Instructions for the task: Repeat the data verbatim.
--- START OF Extracted records ---
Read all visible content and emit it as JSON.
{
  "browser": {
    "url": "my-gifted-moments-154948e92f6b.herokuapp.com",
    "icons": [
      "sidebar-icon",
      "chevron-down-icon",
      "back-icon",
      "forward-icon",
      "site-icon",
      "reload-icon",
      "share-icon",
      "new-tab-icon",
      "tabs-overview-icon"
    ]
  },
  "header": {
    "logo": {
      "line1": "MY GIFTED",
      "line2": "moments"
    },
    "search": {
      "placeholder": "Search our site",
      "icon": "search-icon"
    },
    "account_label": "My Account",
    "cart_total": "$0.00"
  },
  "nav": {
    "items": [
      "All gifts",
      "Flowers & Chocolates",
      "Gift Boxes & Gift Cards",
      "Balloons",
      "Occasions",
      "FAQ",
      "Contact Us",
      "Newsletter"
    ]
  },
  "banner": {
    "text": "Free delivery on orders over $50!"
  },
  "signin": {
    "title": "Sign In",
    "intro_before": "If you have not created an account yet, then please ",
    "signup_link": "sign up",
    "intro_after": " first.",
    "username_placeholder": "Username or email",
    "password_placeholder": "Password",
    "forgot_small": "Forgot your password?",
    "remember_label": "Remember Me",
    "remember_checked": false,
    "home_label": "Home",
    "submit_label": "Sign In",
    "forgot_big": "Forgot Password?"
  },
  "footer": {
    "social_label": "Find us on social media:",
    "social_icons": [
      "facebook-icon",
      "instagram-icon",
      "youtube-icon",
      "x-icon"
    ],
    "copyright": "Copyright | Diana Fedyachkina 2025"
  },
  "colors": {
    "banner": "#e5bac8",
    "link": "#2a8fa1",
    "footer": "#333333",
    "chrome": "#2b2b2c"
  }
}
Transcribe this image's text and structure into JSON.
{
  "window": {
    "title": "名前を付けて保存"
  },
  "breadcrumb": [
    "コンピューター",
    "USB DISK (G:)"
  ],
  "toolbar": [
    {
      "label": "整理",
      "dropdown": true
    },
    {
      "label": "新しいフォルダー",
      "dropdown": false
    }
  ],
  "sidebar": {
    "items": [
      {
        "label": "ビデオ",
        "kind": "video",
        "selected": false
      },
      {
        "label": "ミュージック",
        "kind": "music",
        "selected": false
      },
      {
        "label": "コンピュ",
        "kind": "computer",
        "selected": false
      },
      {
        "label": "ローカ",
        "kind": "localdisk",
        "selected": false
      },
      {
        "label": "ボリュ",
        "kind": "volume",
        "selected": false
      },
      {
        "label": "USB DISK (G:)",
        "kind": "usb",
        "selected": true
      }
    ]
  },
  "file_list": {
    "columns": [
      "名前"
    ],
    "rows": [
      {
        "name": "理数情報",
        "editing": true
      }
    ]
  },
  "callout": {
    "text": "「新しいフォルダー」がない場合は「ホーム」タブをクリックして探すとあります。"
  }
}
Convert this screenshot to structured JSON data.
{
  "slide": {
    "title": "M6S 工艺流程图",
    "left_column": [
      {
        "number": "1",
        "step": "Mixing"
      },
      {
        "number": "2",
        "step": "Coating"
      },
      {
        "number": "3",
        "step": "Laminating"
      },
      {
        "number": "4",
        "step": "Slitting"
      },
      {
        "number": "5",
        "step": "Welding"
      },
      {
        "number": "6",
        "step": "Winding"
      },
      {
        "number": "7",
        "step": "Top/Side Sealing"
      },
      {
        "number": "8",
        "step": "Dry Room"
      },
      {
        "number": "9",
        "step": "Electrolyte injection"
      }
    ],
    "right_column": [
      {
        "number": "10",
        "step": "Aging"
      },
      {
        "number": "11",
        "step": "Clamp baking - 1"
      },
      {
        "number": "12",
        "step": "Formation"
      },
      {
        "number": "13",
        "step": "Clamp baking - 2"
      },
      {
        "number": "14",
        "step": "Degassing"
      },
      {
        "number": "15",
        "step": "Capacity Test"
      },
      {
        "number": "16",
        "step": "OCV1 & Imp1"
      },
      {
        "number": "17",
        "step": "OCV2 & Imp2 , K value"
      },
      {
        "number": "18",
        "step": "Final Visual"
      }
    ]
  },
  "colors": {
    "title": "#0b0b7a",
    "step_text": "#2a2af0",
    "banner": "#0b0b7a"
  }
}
--- END OF Extracted records ---
Task output:
Read all visible content and emit it as JSON.
{
  "browser": {
    "url": "my-gifted-moments-154948e92f6b.herokuapp.com",
    "icons": [
      "sidebar-icon",
      "chevron-down-icon",
      "back-icon",
      "forward-icon",
      "site-icon",
      "reload-icon",
      "share-icon",
      "new-tab-icon",
      "tabs-overview-icon"
    ]
  },
  "header": {
    "logo": {
      "line1": "MY GIFTED",
      "line2": "moments"
    },
    "search": {
      "placeholder": "Search our site",
      "icon": "search-icon"
    },
    "account_label": "My Account",
    "cart_total": "$0.00"
  },
  "nav": {
    "items": [
      "All gifts",
      "Flowers & Chocolates",
      "Gift Boxes & Gift Cards",
      "Balloons",
      "Occasions",
      "FAQ",
      "Contact Us",
      "Newsletter"
    ]
  },
  "banner": {
    "text": "Free delivery on orders over $50!"
  },
  "signin": {
    "title": "Sign In",
    "intro_before": "If you have not created an account yet, then please ",
    "signup_link": "sign up",
    "intro_after": " first.",
    "username_placeholder": "Username or email",
    "password_placeholder": "Password",
    "forgot_small": "Forgot your password?",
    "remember_label": "Remember Me",
    "remember_checked": false,
    "home_label": "Home",
    "submit_label": "Sign In",
    "forgot_big": "Forgot Password?"
  },
  "footer": {
    "social_label": "Find us on social media:",
    "social_icons": [
      "facebook-icon",
      "instagram-icon",
      "youtube-icon",
      "x-icon"
    ],
    "copyright": "Copyright | Diana Fedyachkina 2025"
  },
  "colors": {
    "banner": "#e5bac8",
    "link": "#2a8fa1",
    "footer": "#333333",
    "chrome": "#2b2b2c"
  }
}
Transcribe this image's text and structure into JSON.
{
  "window": {
    "title": "名前を付けて保存"
  },
  "breadcrumb": [
    "コンピューター",
    "USB DISK (G:)"
  ],
  "toolbar": [
    {
      "label": "整理",
      "dropdown": true
    },
    {
      "label": "新しいフォルダー",
      "dropdown": false
    }
  ],
  "sidebar": {
    "items": [
      {
        "label": "ビデオ",
        "kind": "video",
        "selected": false
      },
      {
        "label": "ミュージック",
        "kind": "music",
        "selected": false
      },
      {
        "label": "コンピュ",
        "kind": "computer",
        "selected": false
      },
      {
        "label": "ローカ",
        "kind": "localdisk",
        "selected": false
      },
      {
        "label": "ボリュ",
        "kind": "volume",
        "selected": false
      },
      {
        "label": "USB DISK (G:)",
        "kind": "usb",
        "selected": true
      }
    ]
  },
  "file_list": {
    "columns": [
      "名前"
    ],
    "rows": [
      {
        "name": "理数情報",
        "editing": true
      }
    ]
  },
  "callout": {
    "text": "「新しいフォルダー」がない場合は「ホーム」タブをクリックして探すとあります。"
  }
}
Convert this screenshot to structured JSON data.
{
  "slide": {
    "title": "M6S 工艺流程图",
    "left_column": [
      {
        "number": "1",
        "step": "Mixing"
      },
      {
        "number": "2",
        "step": "Coating"
      },
      {
        "number": "3",
        "step": "Laminating"
      },
      {
        "number": "4",
        "step": "Slitting"
      },
      {
        "number": "5",
        "step": "Welding"
      },
      {
        "number": "6",
        "step": "Winding"
      },
      {
        "number": "7",
        "step": "Top/Side Sealing"
      },
      {
        "number": "8",
        "step": "Dry Room"
      },
      {
        "number": "9",
        "step": "Electrolyte injection"
      }
    ],
    "right_column": [
      {
        "number": "10",
        "step": "Aging"
      },
      {
        "number": "11",
        "step": "Clamp baking - 1"
      },
      {
        "number": "12",
        "step": "Formation"
      },
      {
        "number": "13",
        "step": "Clamp baking - 2"
      },
      {
        "number": "14",
        "step": "Degassing"
      },
      {
        "number": "15",
        "step": "Capacity Test"
      },
      {
        "number": "16",
        "step": "OCV1 & Imp1"
      },
      {
        "number": "17",
        "step": "OCV2 & Imp2 , K value"
      },
      {
        "number": "18",
        "step": "Final Visual"
      }
    ]
  },
  "colors": {
    "title": "#0b0b7a",
    "step_text": "#2a2af0",
    "banner": "#0b0b7a"
  }
}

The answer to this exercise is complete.